__What you are asked to do__. Collect every line that includes the string "Khái".

__Given records__.
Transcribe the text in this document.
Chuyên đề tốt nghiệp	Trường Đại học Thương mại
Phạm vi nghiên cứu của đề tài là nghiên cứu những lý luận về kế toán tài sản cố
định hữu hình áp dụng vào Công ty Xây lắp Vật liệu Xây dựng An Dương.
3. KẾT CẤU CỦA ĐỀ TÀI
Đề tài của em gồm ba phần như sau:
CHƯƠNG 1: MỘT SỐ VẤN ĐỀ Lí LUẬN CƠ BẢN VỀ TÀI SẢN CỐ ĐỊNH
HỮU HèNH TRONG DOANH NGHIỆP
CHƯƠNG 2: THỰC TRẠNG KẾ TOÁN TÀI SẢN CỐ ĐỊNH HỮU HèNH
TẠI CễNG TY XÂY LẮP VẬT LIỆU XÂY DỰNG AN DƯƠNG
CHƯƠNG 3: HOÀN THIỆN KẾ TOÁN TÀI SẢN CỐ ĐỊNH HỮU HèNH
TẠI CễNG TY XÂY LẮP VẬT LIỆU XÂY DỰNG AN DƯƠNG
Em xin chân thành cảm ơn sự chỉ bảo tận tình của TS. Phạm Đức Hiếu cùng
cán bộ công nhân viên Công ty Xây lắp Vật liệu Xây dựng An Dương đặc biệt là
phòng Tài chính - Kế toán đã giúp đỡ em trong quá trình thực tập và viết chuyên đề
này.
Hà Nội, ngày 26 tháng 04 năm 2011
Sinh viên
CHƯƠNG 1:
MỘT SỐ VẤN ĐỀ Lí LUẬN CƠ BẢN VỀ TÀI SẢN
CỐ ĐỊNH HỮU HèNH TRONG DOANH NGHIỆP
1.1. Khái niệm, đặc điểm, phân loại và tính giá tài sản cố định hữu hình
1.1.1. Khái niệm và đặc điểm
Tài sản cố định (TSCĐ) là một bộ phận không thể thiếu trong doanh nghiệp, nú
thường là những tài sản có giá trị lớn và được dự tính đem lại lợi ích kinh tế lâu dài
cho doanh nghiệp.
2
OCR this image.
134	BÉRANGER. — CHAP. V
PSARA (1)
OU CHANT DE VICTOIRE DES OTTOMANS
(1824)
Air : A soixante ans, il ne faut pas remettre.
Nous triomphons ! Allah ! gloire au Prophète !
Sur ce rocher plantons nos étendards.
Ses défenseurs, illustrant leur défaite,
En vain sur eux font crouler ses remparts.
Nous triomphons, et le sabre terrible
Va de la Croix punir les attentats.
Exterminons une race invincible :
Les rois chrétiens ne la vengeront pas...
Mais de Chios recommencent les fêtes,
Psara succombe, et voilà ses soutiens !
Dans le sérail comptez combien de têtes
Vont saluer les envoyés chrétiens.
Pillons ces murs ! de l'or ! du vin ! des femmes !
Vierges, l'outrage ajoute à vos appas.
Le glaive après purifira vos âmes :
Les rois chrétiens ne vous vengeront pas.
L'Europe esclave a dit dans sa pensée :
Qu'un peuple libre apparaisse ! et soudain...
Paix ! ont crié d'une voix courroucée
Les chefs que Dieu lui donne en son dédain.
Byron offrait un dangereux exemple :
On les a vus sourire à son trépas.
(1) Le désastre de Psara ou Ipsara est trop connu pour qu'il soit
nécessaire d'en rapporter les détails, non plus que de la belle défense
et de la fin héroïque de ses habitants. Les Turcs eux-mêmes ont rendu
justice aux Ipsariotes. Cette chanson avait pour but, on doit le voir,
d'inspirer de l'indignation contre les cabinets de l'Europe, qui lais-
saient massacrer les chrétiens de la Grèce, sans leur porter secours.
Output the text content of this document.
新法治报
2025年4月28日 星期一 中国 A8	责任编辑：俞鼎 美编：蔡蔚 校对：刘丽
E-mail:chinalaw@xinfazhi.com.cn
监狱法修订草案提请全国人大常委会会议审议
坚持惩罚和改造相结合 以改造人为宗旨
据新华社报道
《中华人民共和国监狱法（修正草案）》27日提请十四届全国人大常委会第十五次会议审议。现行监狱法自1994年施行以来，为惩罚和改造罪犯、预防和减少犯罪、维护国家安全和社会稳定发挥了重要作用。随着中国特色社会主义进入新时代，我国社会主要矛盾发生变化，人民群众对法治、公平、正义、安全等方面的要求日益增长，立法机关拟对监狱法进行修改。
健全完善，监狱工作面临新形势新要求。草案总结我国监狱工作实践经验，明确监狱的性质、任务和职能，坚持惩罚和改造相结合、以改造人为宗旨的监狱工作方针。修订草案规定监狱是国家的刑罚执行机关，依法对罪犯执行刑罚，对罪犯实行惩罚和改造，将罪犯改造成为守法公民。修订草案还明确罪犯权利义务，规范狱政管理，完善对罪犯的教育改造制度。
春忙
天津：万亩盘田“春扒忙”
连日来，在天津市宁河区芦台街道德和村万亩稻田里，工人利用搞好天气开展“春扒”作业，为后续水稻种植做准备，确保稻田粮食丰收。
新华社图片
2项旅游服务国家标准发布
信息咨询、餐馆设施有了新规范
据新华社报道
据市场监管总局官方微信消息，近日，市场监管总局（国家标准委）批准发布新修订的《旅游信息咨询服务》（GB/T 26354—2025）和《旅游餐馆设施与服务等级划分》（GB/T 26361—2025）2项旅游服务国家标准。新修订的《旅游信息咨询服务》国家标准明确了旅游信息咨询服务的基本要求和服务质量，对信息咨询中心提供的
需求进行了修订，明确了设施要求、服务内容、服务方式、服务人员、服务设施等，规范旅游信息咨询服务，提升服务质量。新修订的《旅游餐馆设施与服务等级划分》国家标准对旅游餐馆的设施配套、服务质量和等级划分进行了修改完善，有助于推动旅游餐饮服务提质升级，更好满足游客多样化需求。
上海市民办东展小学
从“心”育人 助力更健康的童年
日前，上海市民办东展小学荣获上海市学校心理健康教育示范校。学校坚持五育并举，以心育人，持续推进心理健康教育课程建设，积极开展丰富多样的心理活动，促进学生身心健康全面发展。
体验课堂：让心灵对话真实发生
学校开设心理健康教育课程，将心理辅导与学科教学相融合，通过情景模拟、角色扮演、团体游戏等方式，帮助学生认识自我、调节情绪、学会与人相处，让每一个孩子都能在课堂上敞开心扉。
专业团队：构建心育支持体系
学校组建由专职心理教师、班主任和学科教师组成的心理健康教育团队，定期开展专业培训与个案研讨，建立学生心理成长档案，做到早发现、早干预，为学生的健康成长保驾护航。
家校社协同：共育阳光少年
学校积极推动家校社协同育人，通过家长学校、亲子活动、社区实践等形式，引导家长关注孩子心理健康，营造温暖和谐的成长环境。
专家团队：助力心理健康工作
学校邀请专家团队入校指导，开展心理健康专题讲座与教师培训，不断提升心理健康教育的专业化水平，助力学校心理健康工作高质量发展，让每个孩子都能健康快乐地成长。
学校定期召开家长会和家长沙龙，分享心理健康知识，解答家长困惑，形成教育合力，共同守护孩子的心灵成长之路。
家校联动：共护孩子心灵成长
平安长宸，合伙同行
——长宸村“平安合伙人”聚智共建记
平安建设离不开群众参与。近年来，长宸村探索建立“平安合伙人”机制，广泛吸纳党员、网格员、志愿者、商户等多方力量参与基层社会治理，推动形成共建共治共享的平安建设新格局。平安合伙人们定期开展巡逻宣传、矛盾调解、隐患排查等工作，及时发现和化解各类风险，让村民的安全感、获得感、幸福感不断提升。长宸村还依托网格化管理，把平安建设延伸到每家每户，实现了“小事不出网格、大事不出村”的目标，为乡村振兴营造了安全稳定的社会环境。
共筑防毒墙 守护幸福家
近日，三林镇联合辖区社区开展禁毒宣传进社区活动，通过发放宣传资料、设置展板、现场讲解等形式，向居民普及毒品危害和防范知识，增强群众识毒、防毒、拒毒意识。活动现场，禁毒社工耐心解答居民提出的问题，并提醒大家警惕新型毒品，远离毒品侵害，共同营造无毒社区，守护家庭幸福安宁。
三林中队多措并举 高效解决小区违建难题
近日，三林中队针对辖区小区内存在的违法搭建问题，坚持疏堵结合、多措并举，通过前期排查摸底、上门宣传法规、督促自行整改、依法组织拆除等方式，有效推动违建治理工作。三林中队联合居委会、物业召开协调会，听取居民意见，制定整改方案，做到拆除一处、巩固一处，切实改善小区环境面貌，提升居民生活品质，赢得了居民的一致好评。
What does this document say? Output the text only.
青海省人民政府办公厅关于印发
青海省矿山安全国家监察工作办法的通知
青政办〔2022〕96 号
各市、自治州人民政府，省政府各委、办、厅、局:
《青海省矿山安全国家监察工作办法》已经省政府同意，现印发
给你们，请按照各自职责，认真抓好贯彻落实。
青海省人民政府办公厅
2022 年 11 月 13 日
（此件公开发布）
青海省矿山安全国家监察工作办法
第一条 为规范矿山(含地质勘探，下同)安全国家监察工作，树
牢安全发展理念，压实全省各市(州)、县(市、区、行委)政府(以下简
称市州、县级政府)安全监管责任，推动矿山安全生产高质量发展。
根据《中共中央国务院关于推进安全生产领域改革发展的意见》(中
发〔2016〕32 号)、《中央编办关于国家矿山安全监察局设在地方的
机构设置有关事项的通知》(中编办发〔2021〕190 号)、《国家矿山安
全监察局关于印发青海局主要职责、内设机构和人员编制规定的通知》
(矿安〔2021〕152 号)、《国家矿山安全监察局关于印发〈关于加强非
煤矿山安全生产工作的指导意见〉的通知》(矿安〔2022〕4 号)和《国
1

__Correct output__.
1.1. Khái niệm, đặc điểm, phân loại và tính giá tài sản cố định hữu hình
1.1.1. Khái niệm và đặc điểm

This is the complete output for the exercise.